**Records provided:**
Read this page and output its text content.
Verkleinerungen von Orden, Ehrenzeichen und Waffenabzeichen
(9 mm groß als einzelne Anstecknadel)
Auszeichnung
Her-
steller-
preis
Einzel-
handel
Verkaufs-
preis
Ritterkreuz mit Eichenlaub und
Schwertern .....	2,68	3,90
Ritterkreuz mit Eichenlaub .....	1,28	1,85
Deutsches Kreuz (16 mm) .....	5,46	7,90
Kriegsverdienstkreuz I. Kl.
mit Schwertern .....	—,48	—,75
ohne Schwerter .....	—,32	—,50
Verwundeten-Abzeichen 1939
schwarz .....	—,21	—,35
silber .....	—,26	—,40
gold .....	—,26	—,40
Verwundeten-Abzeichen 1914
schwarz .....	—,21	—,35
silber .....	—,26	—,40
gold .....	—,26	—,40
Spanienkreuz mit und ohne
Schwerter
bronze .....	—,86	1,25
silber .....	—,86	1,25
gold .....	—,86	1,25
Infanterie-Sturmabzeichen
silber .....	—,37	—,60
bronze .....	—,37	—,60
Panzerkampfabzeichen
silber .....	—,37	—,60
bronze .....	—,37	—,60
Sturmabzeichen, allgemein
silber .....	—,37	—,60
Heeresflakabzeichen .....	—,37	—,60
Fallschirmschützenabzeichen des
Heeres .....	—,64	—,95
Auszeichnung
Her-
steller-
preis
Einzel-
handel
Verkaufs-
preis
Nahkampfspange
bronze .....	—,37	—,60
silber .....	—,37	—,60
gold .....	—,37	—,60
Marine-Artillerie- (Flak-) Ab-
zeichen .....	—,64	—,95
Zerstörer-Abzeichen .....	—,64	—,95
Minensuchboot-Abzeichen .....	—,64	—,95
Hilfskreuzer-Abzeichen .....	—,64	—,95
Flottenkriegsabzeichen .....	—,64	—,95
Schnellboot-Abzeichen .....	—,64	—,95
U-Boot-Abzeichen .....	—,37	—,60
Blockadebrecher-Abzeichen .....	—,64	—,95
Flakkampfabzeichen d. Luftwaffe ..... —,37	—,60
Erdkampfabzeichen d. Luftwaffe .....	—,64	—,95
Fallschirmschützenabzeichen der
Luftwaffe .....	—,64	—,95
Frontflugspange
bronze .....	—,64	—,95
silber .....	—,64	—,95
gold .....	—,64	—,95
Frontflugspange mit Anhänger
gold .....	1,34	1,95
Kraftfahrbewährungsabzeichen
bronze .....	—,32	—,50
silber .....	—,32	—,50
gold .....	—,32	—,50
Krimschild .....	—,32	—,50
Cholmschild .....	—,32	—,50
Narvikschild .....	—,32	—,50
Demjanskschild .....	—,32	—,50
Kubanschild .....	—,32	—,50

* * *

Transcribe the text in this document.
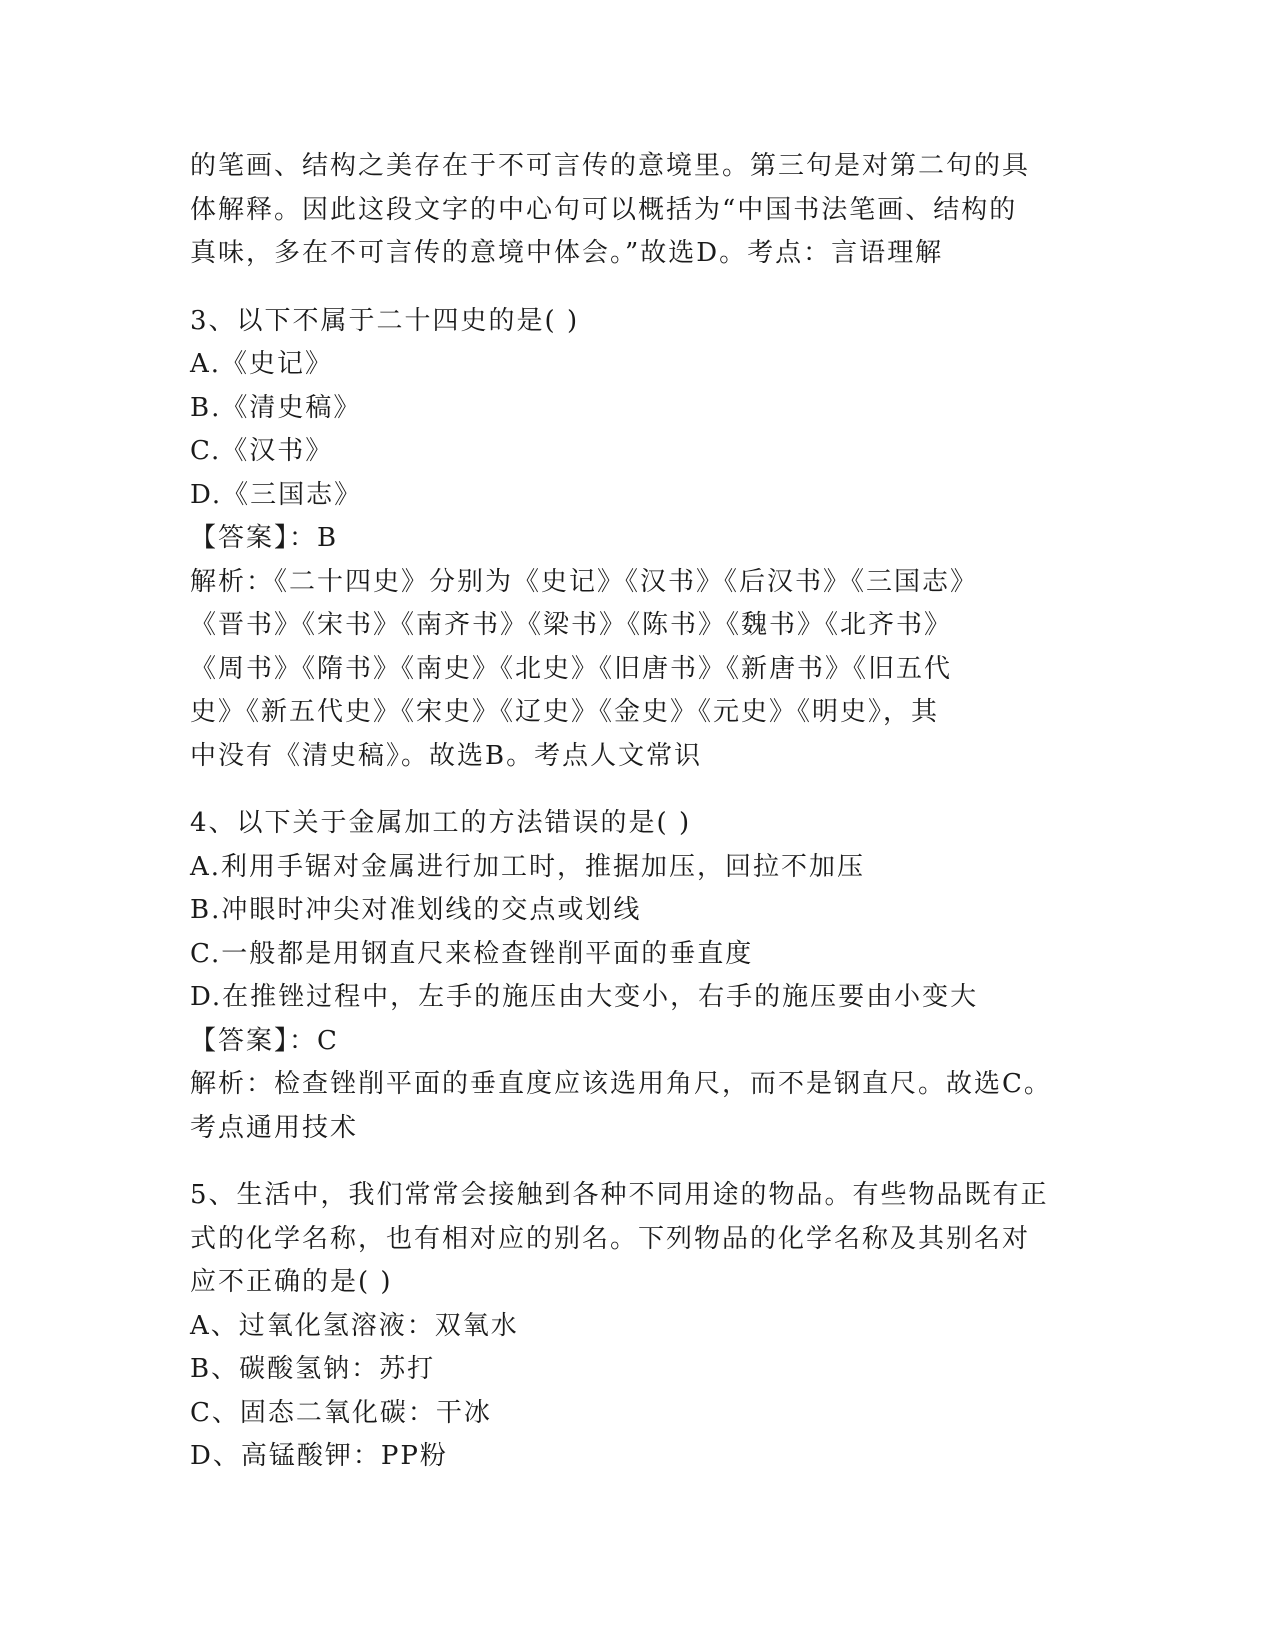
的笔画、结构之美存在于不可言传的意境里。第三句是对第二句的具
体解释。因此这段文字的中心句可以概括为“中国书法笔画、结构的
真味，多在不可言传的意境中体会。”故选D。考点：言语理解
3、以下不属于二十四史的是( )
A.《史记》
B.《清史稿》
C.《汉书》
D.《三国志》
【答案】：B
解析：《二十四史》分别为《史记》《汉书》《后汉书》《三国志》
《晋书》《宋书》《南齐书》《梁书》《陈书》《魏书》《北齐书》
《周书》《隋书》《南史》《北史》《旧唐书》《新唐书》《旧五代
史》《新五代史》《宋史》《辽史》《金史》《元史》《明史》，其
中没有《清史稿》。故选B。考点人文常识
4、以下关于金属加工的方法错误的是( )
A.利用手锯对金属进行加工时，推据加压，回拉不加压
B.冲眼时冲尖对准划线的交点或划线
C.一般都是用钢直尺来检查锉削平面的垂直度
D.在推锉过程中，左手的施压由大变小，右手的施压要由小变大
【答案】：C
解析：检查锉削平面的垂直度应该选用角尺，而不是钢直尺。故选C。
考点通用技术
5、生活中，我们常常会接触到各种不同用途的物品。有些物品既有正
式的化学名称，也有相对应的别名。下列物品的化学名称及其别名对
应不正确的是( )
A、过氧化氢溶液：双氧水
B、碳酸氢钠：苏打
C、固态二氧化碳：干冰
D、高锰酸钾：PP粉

**Exercise task:** Tally the lines containing "Verwundeten". Provide the number without any other words.

**Response to the task:** 2